* **THE EXERCISE**: Identify the lines that contain the word "Comunitar" and copy each one.

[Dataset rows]
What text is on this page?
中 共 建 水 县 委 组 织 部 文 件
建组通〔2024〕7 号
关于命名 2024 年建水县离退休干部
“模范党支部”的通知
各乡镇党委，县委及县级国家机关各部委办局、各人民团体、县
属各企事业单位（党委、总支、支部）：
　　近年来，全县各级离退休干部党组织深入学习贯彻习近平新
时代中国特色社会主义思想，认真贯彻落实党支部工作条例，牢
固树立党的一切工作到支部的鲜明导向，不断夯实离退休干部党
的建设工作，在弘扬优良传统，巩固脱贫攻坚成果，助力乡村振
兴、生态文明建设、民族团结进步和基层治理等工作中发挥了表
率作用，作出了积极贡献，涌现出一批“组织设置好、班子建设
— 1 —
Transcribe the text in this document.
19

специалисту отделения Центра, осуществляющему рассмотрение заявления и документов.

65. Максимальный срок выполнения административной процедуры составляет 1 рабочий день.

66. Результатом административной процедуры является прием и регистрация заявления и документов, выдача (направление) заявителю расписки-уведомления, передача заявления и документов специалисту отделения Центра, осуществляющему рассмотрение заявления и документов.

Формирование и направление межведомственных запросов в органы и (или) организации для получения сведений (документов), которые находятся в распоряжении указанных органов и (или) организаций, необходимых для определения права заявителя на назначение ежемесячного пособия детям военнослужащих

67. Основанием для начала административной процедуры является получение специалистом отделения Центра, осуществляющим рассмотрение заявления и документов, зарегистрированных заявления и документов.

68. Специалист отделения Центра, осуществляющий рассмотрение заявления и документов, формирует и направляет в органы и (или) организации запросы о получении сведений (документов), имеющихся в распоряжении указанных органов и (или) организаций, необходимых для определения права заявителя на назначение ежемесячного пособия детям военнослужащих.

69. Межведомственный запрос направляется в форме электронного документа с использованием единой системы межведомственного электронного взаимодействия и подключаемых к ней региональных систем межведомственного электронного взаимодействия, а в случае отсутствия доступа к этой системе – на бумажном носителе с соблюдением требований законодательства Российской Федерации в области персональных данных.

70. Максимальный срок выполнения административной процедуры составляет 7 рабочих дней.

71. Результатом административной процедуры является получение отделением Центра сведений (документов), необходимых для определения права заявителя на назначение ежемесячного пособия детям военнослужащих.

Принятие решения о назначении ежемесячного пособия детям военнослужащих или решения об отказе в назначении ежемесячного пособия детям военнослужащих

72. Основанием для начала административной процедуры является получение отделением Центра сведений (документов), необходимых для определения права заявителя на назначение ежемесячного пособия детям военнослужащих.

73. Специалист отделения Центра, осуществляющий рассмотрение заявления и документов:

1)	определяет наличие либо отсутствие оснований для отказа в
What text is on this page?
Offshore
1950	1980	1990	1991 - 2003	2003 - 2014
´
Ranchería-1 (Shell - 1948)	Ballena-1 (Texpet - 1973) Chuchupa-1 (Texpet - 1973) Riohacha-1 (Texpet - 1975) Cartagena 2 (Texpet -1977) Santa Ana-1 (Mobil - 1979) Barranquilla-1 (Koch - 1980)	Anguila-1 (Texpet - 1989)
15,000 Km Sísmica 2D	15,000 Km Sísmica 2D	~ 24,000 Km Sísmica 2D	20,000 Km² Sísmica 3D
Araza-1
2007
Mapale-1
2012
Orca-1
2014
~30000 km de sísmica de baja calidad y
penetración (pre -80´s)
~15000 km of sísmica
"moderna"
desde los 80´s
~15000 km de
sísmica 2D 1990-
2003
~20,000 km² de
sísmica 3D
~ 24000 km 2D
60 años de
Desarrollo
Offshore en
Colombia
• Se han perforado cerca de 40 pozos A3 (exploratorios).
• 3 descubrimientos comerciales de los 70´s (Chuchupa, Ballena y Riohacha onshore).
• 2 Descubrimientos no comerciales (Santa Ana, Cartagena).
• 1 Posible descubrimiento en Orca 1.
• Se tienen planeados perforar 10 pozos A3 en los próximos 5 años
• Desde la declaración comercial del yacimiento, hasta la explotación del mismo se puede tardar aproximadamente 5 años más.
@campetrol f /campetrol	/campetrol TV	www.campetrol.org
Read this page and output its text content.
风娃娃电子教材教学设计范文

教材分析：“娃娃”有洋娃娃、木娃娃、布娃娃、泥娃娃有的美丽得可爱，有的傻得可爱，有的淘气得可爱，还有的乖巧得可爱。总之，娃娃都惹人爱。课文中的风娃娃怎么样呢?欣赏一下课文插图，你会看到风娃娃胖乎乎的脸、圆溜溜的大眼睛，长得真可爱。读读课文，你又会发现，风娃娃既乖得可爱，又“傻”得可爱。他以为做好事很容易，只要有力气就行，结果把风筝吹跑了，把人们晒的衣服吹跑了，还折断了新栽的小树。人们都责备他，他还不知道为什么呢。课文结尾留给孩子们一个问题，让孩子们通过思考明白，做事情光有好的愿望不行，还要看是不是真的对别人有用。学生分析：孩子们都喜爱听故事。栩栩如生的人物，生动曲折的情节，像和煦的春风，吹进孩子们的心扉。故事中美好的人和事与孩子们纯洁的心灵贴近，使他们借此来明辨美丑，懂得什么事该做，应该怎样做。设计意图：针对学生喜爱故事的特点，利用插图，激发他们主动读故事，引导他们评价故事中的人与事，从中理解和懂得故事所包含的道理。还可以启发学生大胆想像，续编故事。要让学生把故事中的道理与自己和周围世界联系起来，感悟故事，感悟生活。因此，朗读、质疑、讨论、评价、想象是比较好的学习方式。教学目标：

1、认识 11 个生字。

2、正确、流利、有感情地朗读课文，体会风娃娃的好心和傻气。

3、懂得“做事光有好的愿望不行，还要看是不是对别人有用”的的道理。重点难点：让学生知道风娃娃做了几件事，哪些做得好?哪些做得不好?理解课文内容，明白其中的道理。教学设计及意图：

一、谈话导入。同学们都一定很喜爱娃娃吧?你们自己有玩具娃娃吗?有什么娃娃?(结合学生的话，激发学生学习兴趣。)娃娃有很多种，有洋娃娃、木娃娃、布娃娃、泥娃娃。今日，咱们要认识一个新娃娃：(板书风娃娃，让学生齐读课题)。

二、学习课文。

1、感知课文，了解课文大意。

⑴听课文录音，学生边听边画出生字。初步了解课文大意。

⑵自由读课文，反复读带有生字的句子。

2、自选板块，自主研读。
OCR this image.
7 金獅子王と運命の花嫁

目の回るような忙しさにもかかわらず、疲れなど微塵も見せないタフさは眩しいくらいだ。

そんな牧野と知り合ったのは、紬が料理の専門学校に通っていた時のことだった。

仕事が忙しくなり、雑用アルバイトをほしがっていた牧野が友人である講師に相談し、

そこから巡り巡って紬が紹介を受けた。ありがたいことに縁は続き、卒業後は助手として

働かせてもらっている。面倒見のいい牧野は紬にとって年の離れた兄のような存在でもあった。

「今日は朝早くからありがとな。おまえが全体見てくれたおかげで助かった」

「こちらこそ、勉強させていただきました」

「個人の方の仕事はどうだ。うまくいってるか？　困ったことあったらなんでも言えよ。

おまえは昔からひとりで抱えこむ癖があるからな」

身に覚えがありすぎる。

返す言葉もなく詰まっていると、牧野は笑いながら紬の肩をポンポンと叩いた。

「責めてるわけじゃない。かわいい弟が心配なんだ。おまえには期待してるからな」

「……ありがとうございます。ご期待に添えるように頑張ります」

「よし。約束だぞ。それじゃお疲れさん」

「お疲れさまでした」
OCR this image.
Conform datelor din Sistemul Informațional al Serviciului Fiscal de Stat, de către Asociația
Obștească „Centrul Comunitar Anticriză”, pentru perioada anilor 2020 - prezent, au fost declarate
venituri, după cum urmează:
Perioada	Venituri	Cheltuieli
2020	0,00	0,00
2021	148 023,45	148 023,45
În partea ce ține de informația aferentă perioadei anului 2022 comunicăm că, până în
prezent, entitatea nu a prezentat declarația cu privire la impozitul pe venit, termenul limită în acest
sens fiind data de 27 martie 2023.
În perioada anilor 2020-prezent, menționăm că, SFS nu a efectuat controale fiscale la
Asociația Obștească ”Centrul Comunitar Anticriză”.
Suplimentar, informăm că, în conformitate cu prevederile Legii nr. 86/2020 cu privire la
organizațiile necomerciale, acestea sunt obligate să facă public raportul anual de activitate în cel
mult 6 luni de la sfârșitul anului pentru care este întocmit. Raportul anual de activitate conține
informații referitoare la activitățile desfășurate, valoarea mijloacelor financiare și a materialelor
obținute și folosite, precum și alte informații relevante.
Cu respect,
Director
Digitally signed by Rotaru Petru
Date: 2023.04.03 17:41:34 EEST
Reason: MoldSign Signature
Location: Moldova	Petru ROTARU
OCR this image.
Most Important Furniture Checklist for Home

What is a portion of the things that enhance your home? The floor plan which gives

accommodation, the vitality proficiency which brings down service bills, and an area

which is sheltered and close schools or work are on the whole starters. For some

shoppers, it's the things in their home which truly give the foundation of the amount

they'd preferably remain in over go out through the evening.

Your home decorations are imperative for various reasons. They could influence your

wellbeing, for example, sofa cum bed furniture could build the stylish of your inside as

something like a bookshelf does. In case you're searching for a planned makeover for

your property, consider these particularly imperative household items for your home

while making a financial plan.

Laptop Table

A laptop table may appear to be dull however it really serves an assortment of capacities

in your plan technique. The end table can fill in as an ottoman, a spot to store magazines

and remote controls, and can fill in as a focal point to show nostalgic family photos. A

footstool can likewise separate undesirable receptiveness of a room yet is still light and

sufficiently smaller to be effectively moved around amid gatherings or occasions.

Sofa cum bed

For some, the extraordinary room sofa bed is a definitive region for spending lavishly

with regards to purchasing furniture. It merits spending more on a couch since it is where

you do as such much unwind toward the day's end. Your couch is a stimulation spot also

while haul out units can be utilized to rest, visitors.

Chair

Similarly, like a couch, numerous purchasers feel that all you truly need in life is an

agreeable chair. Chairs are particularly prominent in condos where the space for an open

* **RESPONSE TO THIS TASK**:
Obștească „Centrul Comunitar Anticriză”, pentru perioada anilor 2020 - prezent, au fost declarate
Asociația Obștească ”Centrul Comunitar Anticriză”.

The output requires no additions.